▶ [Objective] Every line below that includes "heat" counts toward the total. Report that total alone.

--- START OF Material provided ---

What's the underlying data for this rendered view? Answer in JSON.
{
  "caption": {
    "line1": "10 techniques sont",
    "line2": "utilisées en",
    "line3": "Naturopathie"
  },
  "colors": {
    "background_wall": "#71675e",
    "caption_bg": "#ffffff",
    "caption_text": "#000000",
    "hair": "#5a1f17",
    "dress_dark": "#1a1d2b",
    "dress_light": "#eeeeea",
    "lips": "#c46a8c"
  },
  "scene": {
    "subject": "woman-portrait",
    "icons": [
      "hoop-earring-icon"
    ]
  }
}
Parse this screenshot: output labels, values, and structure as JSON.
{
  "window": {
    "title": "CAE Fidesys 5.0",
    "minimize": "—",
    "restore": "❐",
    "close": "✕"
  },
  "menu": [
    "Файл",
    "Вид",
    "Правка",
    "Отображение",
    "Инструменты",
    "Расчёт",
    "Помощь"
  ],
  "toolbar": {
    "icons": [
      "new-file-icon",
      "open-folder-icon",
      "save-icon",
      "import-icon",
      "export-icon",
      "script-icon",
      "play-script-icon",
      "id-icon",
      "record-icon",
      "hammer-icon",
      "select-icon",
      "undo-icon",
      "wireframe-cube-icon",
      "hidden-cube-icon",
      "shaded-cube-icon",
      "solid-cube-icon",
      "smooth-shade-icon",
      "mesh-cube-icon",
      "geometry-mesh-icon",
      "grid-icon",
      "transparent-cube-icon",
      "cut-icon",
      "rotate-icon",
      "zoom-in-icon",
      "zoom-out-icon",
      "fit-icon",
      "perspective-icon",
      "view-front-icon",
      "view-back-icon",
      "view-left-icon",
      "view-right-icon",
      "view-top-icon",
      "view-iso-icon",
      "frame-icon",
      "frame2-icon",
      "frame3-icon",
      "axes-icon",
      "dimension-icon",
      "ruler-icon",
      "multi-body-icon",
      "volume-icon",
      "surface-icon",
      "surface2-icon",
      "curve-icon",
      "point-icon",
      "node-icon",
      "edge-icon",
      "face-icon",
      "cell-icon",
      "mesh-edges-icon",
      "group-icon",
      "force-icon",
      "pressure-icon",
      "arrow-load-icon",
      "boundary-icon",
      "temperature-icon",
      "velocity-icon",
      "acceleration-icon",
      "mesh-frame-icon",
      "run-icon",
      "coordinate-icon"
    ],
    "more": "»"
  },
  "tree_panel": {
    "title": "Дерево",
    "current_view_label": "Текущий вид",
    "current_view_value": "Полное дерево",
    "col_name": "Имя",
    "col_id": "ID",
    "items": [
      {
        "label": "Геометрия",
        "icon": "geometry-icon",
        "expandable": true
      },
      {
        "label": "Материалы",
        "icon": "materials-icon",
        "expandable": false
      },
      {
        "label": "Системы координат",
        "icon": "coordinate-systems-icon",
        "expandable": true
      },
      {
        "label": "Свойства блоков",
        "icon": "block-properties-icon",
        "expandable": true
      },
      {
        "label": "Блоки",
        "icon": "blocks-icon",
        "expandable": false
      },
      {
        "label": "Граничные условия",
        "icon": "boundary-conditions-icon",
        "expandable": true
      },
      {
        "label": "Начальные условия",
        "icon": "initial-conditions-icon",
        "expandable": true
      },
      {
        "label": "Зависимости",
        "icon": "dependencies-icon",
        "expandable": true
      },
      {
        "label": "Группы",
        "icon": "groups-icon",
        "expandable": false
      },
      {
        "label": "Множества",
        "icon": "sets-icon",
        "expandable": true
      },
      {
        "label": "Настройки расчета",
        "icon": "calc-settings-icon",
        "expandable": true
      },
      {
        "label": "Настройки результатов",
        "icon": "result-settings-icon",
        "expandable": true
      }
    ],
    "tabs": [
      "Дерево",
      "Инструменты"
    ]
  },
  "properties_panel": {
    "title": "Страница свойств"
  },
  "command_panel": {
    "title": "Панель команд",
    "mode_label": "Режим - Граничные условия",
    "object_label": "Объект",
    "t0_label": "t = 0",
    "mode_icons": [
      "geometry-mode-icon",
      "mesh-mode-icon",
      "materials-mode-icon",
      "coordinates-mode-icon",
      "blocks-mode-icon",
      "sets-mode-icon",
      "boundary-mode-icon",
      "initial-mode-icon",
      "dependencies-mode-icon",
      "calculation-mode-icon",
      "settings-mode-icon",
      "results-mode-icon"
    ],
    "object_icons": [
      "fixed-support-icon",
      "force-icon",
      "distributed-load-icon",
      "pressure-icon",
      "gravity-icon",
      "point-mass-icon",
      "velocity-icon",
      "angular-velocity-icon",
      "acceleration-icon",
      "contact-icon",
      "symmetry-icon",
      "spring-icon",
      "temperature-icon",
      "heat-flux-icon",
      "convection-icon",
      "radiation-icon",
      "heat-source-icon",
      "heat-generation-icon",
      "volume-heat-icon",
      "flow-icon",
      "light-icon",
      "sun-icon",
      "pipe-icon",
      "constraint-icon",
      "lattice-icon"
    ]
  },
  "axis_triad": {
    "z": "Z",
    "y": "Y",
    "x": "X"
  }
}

--- END OF Material provided ---

▶ [Result of this exercise] 4